Extracted records:
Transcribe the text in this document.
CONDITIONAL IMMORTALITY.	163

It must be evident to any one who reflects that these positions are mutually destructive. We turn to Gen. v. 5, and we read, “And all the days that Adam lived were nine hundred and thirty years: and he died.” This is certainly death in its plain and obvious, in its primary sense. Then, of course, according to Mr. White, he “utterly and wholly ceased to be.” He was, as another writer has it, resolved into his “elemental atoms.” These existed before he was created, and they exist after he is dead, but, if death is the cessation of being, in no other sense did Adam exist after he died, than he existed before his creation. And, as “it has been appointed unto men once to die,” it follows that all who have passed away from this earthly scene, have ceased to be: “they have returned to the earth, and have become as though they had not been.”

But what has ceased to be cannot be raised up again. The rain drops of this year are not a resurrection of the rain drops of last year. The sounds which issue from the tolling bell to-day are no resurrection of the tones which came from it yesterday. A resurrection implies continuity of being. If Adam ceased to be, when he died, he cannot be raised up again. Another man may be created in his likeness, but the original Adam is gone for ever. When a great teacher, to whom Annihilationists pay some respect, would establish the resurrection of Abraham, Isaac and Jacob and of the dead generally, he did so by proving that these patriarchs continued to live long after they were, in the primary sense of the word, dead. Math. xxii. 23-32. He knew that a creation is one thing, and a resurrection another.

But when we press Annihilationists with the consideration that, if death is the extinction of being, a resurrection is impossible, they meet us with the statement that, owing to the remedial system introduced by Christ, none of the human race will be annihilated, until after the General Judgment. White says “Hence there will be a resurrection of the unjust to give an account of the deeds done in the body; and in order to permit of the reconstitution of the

YOUR INSTRUCTIONS
Extract the complete data, matching each line exactly.

ANSWER TO THIS PROBLEM
Transcribe the text in this document.
CONDITIONAL IMMORTALITY.	163

It must be evident to any one who reflects that these positions are mutually destructive. We turn to Gen. v. 5, and we read, “And all the days that Adam lived were nine hundred and thirty years: and he died.” This is certainly death in its plain and obvious, in its primary sense. Then, of course, according to Mr. White, he “utterly and wholly ceased to be.” He was, as another writer has it, resolved into his “elemental atoms.” These existed before he was created, and they exist after he is dead, but, if death is the cessation of being, in no other sense did Adam exist after he died, than he existed before his creation. And, as “it has been appointed unto men once to die,” it follows that all who have passed away from this earthly scene, have ceased to be: “they have returned to the earth, and have become as though they had not been.”

But what has ceased to be cannot be raised up again. The rain drops of this year are not a resurrection of the rain drops of last year. The sounds which issue from the tolling bell to-day are no resurrection of the tones which came from it yesterday. A resurrection implies continuity of being. If Adam ceased to be, when he died, he cannot be raised up again. Another man may be created in his likeness, but the original Adam is gone for ever. When a great teacher, to whom Annihilationists pay some respect, would establish the resurrection of Abraham, Isaac and Jacob and of the dead generally, he did so by proving that these patriarchs continued to live long after they were, in the primary sense of the word, dead. Math. xxii. 23-32. He knew that a creation is one thing, and a resurrection another.

But when we press Annihilationists with the consideration that, if death is the extinction of being, a resurrection is impossible, they meet us with the statement that, owing to the remedial system introduced by Christ, none of the human race will be annihilated, until after the General Judgment. White says “Hence there will be a resurrection of the unjust to give an account of the deeds done in the body; and in order to permit of the reconstitution of the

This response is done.